The request: Take each line containing the word "this" and copy it.

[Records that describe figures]
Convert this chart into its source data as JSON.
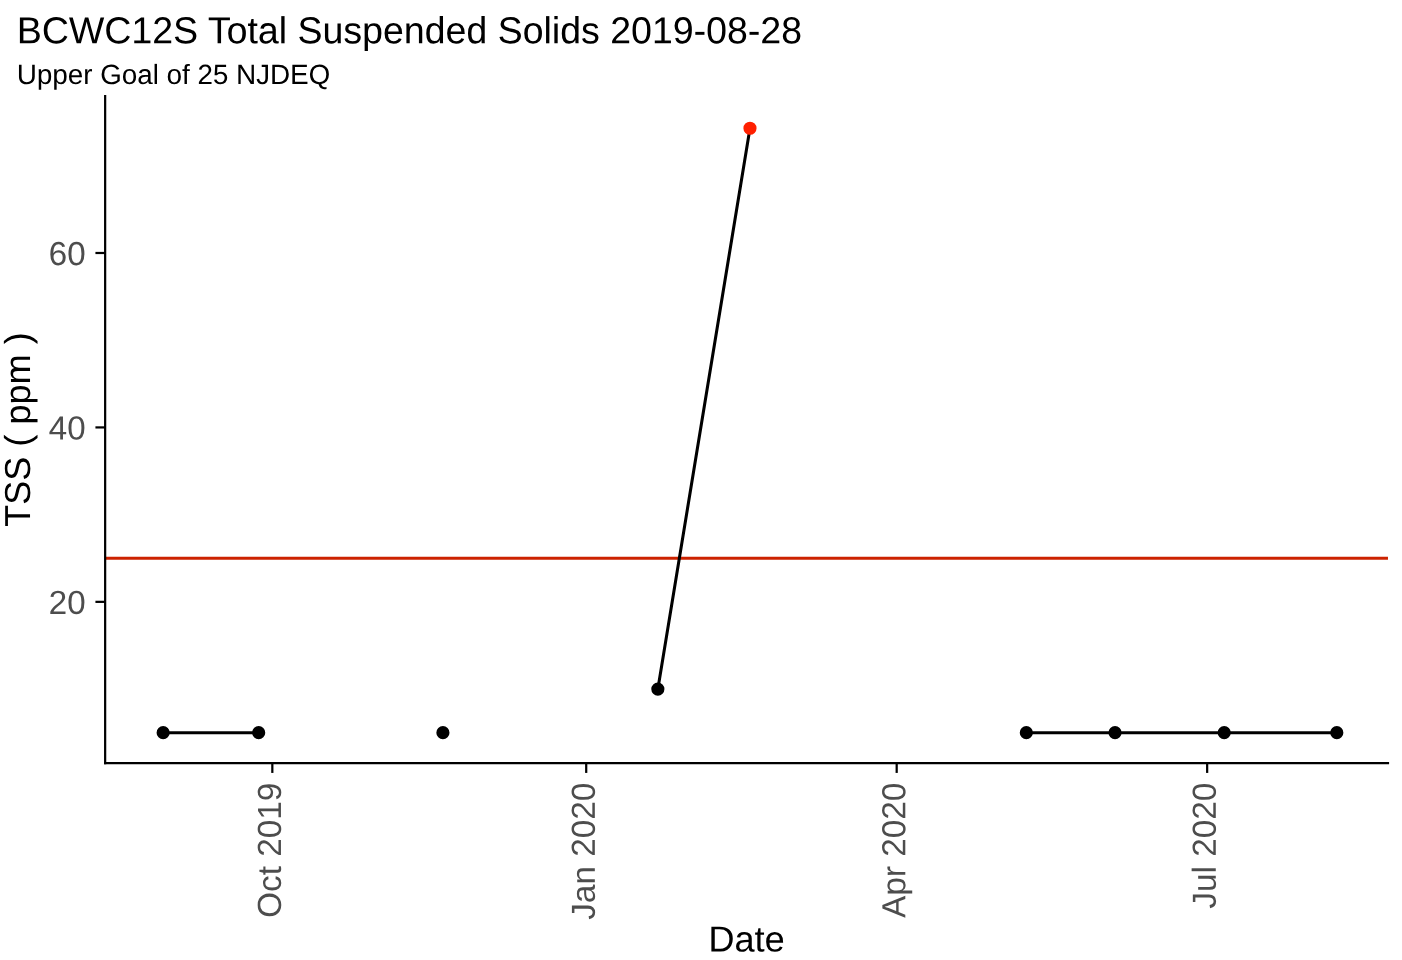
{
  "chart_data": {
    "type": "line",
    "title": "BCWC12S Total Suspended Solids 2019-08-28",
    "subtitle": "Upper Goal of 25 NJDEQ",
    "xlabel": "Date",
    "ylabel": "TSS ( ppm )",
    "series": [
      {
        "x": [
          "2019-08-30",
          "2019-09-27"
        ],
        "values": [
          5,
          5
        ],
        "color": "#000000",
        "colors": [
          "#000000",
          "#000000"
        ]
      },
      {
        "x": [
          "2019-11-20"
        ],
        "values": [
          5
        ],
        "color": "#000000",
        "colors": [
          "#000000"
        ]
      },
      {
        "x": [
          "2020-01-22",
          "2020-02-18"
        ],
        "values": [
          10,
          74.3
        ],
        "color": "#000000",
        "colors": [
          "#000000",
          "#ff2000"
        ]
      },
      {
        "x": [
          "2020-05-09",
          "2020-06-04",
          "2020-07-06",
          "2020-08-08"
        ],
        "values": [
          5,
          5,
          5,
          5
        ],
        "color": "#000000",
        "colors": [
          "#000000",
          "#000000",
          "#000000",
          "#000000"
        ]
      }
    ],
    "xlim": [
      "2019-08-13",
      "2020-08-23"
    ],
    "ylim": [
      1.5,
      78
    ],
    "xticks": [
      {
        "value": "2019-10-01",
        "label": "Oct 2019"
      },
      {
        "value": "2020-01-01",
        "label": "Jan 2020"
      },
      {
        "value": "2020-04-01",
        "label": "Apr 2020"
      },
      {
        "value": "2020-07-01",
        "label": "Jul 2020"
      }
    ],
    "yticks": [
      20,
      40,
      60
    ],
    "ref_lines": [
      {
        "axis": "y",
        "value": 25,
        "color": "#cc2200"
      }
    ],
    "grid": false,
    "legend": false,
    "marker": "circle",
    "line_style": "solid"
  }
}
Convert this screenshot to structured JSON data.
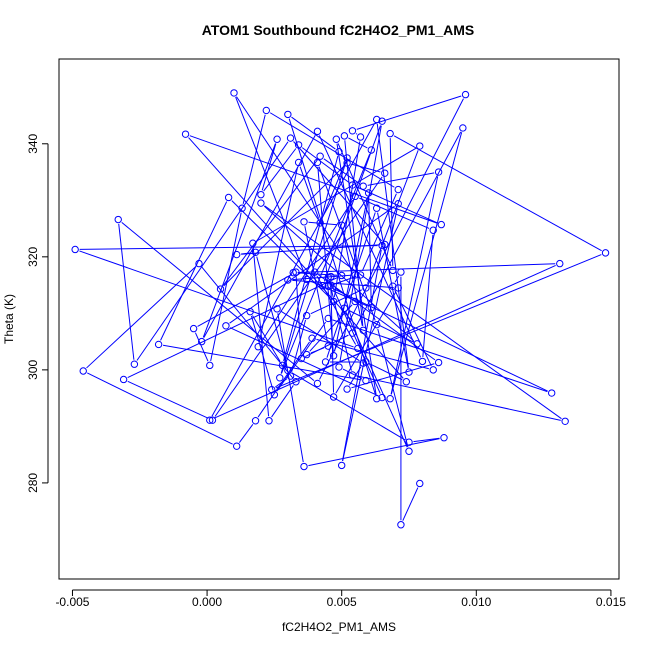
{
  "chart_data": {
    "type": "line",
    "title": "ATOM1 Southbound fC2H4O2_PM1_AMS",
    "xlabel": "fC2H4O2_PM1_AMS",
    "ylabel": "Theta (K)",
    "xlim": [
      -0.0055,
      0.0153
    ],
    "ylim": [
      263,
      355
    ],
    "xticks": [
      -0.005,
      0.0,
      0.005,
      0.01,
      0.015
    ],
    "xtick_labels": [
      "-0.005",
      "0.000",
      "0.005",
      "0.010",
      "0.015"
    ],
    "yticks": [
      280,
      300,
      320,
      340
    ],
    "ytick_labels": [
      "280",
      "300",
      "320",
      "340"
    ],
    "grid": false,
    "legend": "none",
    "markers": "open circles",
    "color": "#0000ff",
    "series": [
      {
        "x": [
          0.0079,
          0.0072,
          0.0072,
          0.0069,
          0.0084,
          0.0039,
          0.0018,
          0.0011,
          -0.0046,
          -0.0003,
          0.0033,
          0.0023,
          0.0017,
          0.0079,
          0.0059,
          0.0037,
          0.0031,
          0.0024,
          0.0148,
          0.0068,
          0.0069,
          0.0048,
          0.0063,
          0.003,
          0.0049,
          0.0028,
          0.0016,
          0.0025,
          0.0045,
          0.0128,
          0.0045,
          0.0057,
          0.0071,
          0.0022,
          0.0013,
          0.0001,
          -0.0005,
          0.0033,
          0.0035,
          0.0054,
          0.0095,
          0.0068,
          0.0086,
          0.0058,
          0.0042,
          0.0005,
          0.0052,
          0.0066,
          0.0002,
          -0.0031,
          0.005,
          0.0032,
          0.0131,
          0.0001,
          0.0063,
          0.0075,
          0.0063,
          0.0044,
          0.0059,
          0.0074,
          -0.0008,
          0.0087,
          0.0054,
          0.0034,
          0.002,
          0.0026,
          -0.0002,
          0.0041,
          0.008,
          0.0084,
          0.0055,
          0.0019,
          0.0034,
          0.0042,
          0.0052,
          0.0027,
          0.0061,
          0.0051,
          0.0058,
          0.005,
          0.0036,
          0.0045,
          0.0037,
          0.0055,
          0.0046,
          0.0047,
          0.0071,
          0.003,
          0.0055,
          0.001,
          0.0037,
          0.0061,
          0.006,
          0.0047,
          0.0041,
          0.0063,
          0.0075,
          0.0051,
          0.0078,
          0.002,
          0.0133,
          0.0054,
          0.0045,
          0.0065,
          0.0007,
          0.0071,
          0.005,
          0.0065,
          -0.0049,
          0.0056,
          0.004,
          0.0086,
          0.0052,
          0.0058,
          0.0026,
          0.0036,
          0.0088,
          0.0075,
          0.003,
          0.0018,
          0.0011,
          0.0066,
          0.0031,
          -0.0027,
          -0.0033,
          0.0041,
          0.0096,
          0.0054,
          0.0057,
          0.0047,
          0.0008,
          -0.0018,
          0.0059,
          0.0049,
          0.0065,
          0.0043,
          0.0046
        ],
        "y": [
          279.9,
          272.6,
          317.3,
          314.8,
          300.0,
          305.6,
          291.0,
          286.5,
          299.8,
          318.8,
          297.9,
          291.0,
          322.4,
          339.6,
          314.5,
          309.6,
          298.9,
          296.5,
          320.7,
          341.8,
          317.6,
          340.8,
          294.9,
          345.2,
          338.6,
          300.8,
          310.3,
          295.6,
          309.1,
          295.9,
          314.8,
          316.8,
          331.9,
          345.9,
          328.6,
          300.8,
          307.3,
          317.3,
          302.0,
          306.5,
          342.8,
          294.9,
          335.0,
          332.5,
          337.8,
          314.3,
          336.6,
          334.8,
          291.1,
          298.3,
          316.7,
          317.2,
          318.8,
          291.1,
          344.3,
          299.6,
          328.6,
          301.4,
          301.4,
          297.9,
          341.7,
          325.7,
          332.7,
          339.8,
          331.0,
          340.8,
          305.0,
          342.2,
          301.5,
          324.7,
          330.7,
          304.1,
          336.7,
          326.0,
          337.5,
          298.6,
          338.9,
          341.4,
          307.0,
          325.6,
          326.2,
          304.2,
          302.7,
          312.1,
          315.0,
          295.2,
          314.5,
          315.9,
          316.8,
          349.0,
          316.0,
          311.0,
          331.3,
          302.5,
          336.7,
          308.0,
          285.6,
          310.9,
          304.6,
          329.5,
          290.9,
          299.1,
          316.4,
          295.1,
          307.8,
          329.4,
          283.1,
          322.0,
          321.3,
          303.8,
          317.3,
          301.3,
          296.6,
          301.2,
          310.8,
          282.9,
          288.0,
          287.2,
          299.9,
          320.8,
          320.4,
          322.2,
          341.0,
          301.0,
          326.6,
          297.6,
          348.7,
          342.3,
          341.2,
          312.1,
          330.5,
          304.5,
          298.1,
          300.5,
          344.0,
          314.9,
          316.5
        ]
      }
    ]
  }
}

--

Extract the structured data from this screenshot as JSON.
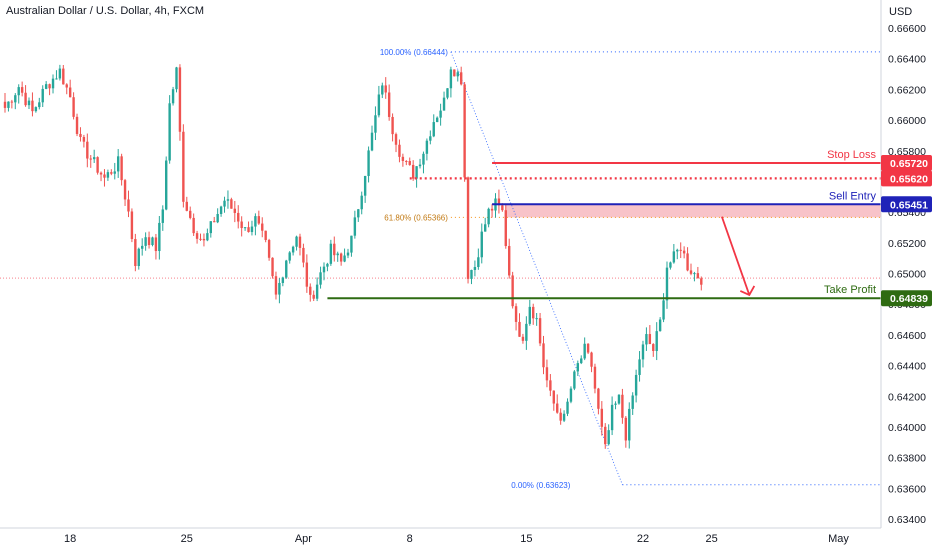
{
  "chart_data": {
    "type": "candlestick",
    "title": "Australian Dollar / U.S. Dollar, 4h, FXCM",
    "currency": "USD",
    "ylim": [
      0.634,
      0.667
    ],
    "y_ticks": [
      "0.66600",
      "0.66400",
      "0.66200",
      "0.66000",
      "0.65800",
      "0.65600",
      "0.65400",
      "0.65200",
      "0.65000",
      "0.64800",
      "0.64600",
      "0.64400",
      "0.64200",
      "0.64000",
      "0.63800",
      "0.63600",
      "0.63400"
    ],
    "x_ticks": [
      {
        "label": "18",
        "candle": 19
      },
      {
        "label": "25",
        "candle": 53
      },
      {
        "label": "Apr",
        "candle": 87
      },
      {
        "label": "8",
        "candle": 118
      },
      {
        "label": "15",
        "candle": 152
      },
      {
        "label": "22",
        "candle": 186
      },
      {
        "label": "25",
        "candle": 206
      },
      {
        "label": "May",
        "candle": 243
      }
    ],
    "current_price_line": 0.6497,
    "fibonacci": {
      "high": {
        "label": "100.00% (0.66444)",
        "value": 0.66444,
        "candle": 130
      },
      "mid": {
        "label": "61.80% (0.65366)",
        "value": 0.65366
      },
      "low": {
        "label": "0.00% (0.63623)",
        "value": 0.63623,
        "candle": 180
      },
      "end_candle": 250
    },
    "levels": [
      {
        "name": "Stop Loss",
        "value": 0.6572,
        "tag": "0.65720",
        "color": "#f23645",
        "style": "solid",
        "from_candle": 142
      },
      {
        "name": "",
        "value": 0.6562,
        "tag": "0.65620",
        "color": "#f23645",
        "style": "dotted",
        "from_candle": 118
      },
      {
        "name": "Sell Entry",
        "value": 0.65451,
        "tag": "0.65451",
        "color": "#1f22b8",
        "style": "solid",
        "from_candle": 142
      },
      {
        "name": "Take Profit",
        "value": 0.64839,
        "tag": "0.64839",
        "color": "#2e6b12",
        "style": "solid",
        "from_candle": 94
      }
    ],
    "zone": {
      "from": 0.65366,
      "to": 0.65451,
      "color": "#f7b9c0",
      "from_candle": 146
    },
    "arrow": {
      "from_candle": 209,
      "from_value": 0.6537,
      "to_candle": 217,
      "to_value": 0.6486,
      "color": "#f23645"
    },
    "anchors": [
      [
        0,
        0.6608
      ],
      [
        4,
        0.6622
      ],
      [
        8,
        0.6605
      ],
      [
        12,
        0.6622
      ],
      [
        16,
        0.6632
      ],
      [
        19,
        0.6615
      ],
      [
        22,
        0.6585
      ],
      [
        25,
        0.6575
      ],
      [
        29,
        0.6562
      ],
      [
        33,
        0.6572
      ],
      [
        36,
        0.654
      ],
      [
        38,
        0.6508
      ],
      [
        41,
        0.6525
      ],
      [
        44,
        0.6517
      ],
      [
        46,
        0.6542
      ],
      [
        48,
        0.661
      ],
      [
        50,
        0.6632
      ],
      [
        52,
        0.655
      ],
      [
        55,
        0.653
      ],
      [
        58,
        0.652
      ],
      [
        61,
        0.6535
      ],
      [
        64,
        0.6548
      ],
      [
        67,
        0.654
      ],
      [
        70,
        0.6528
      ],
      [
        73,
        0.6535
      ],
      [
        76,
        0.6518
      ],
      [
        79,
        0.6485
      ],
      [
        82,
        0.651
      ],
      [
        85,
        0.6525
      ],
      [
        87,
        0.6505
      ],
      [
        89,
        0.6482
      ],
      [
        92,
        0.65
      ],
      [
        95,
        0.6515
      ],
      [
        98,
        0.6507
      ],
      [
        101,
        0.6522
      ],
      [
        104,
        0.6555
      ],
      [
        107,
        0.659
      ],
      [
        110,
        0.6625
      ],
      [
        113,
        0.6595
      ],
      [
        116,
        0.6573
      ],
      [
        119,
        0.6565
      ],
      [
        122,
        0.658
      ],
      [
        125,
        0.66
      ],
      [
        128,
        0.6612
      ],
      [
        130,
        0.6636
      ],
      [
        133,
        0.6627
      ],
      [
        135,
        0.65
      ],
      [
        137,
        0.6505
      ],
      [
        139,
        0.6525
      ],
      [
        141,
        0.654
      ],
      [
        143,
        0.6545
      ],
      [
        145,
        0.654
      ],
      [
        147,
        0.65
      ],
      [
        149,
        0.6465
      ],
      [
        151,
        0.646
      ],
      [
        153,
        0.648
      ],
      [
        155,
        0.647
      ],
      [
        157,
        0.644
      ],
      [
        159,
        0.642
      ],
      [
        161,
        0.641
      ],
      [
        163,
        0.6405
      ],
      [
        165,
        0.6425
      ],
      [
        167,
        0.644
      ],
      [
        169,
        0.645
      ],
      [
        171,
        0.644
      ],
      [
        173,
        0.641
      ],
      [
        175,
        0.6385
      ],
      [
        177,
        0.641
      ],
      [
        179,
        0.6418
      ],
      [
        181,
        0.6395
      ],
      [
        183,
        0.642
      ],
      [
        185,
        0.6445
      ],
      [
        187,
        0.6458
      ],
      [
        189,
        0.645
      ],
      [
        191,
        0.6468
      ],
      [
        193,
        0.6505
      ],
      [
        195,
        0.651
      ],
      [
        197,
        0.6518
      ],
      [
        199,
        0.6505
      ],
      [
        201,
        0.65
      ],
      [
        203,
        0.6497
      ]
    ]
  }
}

Task output:
Convert this chart into its source data as JSON.
Convert this screenshot to structured JSON data.
Extract the structured data from this screenshot as JSON.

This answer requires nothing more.